● Short exercise: Copy out the listing in full, exactly as written, but not its pictures.

──────── Entries shown

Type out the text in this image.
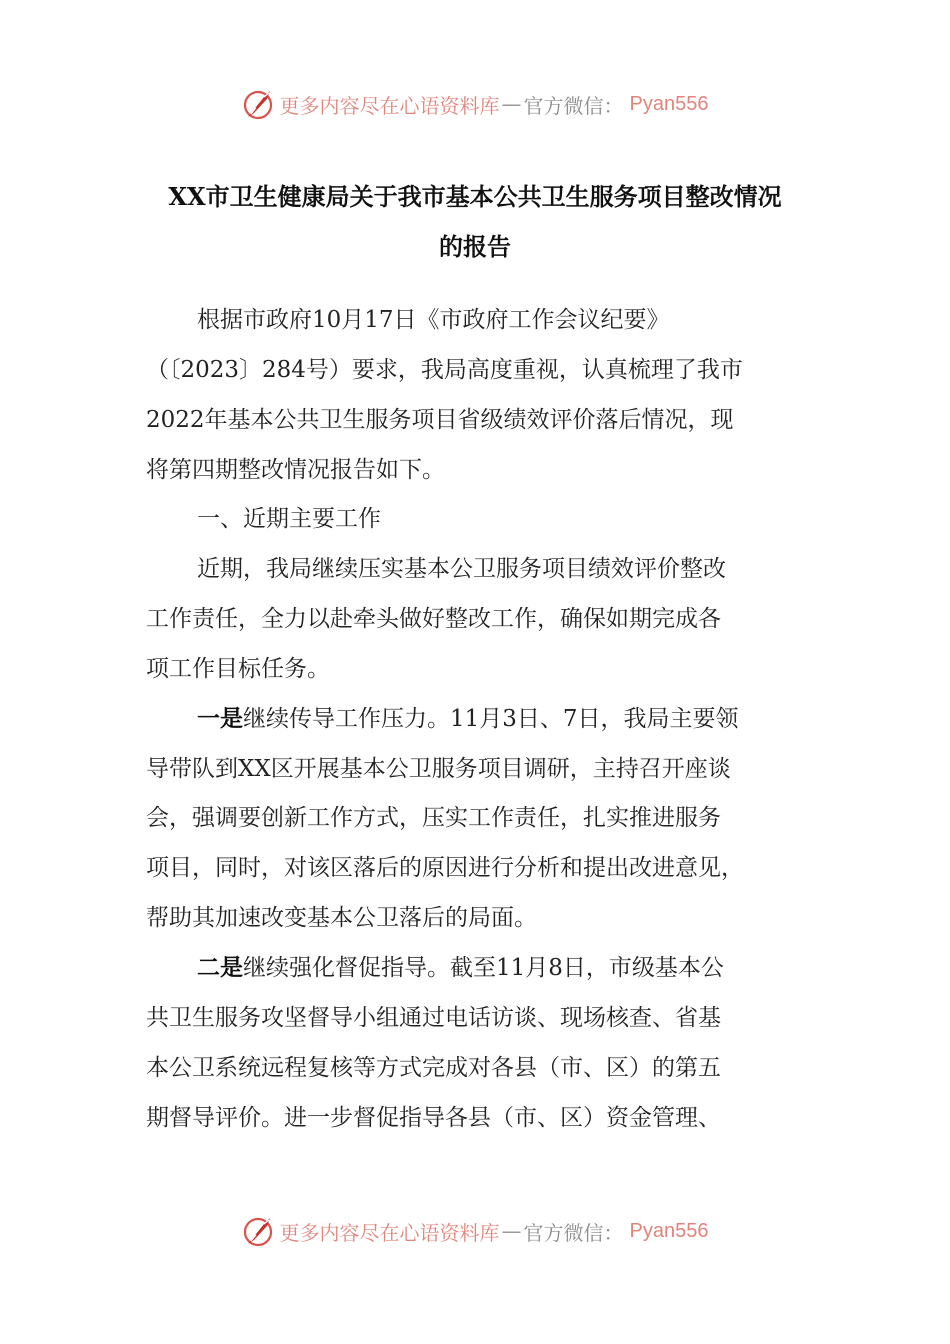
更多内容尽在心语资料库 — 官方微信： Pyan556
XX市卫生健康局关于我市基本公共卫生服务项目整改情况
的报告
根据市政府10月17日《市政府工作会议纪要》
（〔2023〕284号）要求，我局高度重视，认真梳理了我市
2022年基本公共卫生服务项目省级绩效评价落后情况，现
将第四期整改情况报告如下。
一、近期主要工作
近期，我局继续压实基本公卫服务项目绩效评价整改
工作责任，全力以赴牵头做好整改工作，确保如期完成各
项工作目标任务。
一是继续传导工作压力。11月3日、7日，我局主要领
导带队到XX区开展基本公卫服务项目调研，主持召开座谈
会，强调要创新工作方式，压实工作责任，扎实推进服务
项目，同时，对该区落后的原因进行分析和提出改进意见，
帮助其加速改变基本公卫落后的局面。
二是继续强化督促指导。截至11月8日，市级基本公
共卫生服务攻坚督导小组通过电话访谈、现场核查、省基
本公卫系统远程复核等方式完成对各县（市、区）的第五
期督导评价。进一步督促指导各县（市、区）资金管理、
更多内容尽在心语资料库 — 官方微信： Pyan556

────────────────

● Solution to this problem:
Type out the text in this image.
更多内容尽在心语资料库 — 官方微信： Pyan556
XX市卫生健康局关于我市基本公共卫生服务项目整改情况
的报告
根据市政府10月17日《市政府工作会议纪要》
（〔2023〕284号）要求，我局高度重视，认真梳理了我市
2022年基本公共卫生服务项目省级绩效评价落后情况，现
将第四期整改情况报告如下。
一、近期主要工作
近期，我局继续压实基本公卫服务项目绩效评价整改
工作责任，全力以赴牵头做好整改工作，确保如期完成各
项工作目标任务。
一是继续传导工作压力。11月3日、7日，我局主要领
导带队到XX区开展基本公卫服务项目调研，主持召开座谈
会，强调要创新工作方式，压实工作责任，扎实推进服务
项目，同时，对该区落后的原因进行分析和提出改进意见，
帮助其加速改变基本公卫落后的局面。
二是继续强化督促指导。截至11月8日，市级基本公
共卫生服务攻坚督导小组通过电话访谈、现场核查、省基
本公卫系统远程复核等方式完成对各县（市、区）的第五
期督导评价。进一步督促指导各县（市、区）资金管理、
更多内容尽在心语资料库 — 官方微信： Pyan556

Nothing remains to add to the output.